--- Stored rows ---
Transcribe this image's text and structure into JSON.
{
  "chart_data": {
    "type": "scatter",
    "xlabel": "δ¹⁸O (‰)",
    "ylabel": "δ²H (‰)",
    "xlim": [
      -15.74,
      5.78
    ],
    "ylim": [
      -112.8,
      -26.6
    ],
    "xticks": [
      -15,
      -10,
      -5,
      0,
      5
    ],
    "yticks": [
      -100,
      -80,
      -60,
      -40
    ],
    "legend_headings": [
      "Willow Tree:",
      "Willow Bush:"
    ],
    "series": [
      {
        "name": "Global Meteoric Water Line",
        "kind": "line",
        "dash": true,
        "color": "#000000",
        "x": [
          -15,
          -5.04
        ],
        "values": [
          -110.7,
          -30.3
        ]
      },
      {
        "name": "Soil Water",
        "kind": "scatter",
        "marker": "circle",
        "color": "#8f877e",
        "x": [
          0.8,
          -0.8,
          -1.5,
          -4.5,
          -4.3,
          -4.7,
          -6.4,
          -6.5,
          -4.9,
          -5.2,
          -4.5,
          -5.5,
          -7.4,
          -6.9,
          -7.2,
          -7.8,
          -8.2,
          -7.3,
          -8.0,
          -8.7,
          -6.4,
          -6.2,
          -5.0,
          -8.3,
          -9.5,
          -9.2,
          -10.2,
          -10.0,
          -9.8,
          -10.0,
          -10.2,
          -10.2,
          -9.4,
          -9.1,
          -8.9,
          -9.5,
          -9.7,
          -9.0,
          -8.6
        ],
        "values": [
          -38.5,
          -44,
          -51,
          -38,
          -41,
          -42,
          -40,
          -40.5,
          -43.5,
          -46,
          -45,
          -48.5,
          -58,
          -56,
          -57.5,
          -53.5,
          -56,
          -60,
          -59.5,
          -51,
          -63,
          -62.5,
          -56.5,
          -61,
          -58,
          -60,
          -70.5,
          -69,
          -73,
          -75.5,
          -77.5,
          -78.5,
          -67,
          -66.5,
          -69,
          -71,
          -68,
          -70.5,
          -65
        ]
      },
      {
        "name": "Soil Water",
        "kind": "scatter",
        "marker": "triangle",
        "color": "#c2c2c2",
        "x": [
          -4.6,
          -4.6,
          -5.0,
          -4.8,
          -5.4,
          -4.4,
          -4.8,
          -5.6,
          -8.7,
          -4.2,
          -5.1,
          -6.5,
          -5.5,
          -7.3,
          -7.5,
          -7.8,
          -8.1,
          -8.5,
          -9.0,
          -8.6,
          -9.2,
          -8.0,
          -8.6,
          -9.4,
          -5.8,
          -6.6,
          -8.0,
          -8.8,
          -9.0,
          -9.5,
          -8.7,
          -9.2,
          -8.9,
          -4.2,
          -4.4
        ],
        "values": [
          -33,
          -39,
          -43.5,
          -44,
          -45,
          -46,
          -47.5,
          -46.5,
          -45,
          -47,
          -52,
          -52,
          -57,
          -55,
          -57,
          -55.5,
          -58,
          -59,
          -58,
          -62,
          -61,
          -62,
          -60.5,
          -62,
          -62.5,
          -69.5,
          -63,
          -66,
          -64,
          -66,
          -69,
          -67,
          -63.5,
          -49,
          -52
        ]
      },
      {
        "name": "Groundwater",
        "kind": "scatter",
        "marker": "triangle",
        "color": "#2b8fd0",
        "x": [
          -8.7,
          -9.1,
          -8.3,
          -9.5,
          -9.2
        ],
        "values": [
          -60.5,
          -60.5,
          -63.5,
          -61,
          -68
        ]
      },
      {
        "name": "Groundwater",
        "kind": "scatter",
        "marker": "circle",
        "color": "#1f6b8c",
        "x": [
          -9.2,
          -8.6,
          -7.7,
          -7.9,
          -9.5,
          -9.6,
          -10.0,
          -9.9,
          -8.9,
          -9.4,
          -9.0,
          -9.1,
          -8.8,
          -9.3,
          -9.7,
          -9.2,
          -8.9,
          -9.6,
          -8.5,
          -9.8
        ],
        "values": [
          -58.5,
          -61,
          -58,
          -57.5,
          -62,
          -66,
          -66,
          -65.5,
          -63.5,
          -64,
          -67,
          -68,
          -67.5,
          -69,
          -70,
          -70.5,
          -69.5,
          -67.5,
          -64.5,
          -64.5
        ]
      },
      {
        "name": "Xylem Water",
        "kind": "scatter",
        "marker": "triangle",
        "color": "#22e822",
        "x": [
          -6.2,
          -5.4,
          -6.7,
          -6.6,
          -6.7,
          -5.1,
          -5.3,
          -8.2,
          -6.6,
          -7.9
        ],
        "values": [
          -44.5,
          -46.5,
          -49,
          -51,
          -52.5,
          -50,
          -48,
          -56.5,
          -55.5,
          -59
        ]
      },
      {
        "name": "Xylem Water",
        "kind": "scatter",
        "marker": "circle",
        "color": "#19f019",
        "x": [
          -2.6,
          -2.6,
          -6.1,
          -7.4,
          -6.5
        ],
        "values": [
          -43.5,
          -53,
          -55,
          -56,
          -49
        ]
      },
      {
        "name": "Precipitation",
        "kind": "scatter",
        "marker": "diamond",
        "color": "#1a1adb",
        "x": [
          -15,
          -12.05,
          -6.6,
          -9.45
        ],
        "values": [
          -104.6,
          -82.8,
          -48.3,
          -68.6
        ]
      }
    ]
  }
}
---
● **What is asked**: Extract every line above exactly as it stands.

● **Solved exercise**:
Transcribe this image's text and structure into JSON.
{
  "chart_data": {
    "type": "scatter",
    "xlabel": "δ¹⁸O (‰)",
    "ylabel": "δ²H (‰)",
    "xlim": [
      -15.74,
      5.78
    ],
    "ylim": [
      -112.8,
      -26.6
    ],
    "xticks": [
      -15,
      -10,
      -5,
      0,
      5
    ],
    "yticks": [
      -100,
      -80,
      -60,
      -40
    ],
    "legend_headings": [
      "Willow Tree:",
      "Willow Bush:"
    ],
    "series": [
      {
        "name": "Global Meteoric Water Line",
        "kind": "line",
        "dash": true,
        "color": "#000000",
        "x": [
          -15,
          -5.04
        ],
        "values": [
          -110.7,
          -30.3
        ]
      },
      {
        "name": "Soil Water",
        "kind": "scatter",
        "marker": "circle",
        "color": "#8f877e",
        "x": [
          0.8,
          -0.8,
          -1.5,
          -4.5,
          -4.3,
          -4.7,
          -6.4,
          -6.5,
          -4.9,
          -5.2,
          -4.5,
          -5.5,
          -7.4,
          -6.9,
          -7.2,
          -7.8,
          -8.2,
          -7.3,
          -8.0,
          -8.7,
          -6.4,
          -6.2,
          -5.0,
          -8.3,
          -9.5,
          -9.2,
          -10.2,
          -10.0,
          -9.8,
          -10.0,
          -10.2,
          -10.2,
          -9.4,
          -9.1,
          -8.9,
          -9.5,
          -9.7,
          -9.0,
          -8.6
        ],
        "values": [
          -38.5,
          -44,
          -51,
          -38,
          -41,
          -42,
          -40,
          -40.5,
          -43.5,
          -46,
          -45,
          -48.5,
          -58,
          -56,
          -57.5,
          -53.5,
          -56,
          -60,
          -59.5,
          -51,
          -63,
          -62.5,
          -56.5,
          -61,
          -58,
          -60,
          -70.5,
          -69,
          -73,
          -75.5,
          -77.5,
          -78.5,
          -67,
          -66.5,
          -69,
          -71,
          -68,
          -70.5,
          -65
        ]
      },
      {
        "name": "Soil Water",
        "kind": "scatter",
        "marker": "triangle",
        "color": "#c2c2c2",
        "x": [
          -4.6,
          -4.6,
          -5.0,
          -4.8,
          -5.4,
          -4.4,
          -4.8,
          -5.6,
          -8.7,
          -4.2,
          -5.1,
          -6.5,
          -5.5,
          -7.3,
          -7.5,
          -7.8,
          -8.1,
          -8.5,
          -9.0,
          -8.6,
          -9.2,
          -8.0,
          -8.6,
          -9.4,
          -5.8,
          -6.6,
          -8.0,
          -8.8,
          -9.0,
          -9.5,
          -8.7,
          -9.2,
          -8.9,
          -4.2,
          -4.4
        ],
        "values": [
          -33,
          -39,
          -43.5,
          -44,
          -45,
          -46,
          -47.5,
          -46.5,
          -45,
          -47,
          -52,
          -52,
          -57,
          -55,
          -57,
          -55.5,
          -58,
          -59,
          -58,
          -62,
          -61,
          -62,
          -60.5,
          -62,
          -62.5,
          -69.5,
          -63,
          -66,
          -64,
          -66,
          -69,
          -67,
          -63.5,
          -49,
          -52
        ]
      },
      {
        "name": "Groundwater",
        "kind": "scatter",
        "marker": "triangle",
        "color": "#2b8fd0",
        "x": [
          -8.7,
          -9.1,
          -8.3,
          -9.5,
          -9.2
        ],
        "values": [
          -60.5,
          -60.5,
          -63.5,
          -61,
          -68
        ]
      },
      {
        "name": "Groundwater",
        "kind": "scatter",
        "marker": "circle",
        "color": "#1f6b8c",
        "x": [
          -9.2,
          -8.6,
          -7.7,
          -7.9,
          -9.5,
          -9.6,
          -10.0,
          -9.9,
          -8.9,
          -9.4,
          -9.0,
          -9.1,
          -8.8,
          -9.3,
          -9.7,
          -9.2,
          -8.9,
          -9.6,
          -8.5,
          -9.8
        ],
        "values": [
          -58.5,
          -61,
          -58,
          -57.5,
          -62,
          -66,
          -66,
          -65.5,
          -63.5,
          -64,
          -67,
          -68,
          -67.5,
          -69,
          -70,
          -70.5,
          -69.5,
          -67.5,
          -64.5,
          -64.5
        ]
      },
      {
        "name": "Xylem Water",
        "kind": "scatter",
        "marker": "triangle",
        "color": "#22e822",
        "x": [
          -6.2,
          -5.4,
          -6.7,
          -6.6,
          -6.7,
          -5.1,
          -5.3,
          -8.2,
          -6.6,
          -7.9
        ],
        "values": [
          -44.5,
          -46.5,
          -49,
          -51,
          -52.5,
          -50,
          -48,
          -56.5,
          -55.5,
          -59
        ]
      },
      {
        "name": "Xylem Water",
        "kind": "scatter",
        "marker": "circle",
        "color": "#19f019",
        "x": [
          -2.6,
          -2.6,
          -6.1,
          -7.4,
          -6.5
        ],
        "values": [
          -43.5,
          -53,
          -55,
          -56,
          -49
        ]
      },
      {
        "name": "Precipitation",
        "kind": "scatter",
        "marker": "diamond",
        "color": "#1a1adb",
        "x": [
          -15,
          -12.05,
          -6.6,
          -9.45
        ],
        "values": [
          -104.6,
          -82.8,
          -48.3,
          -68.6
        ]
      }
    ]
  }
}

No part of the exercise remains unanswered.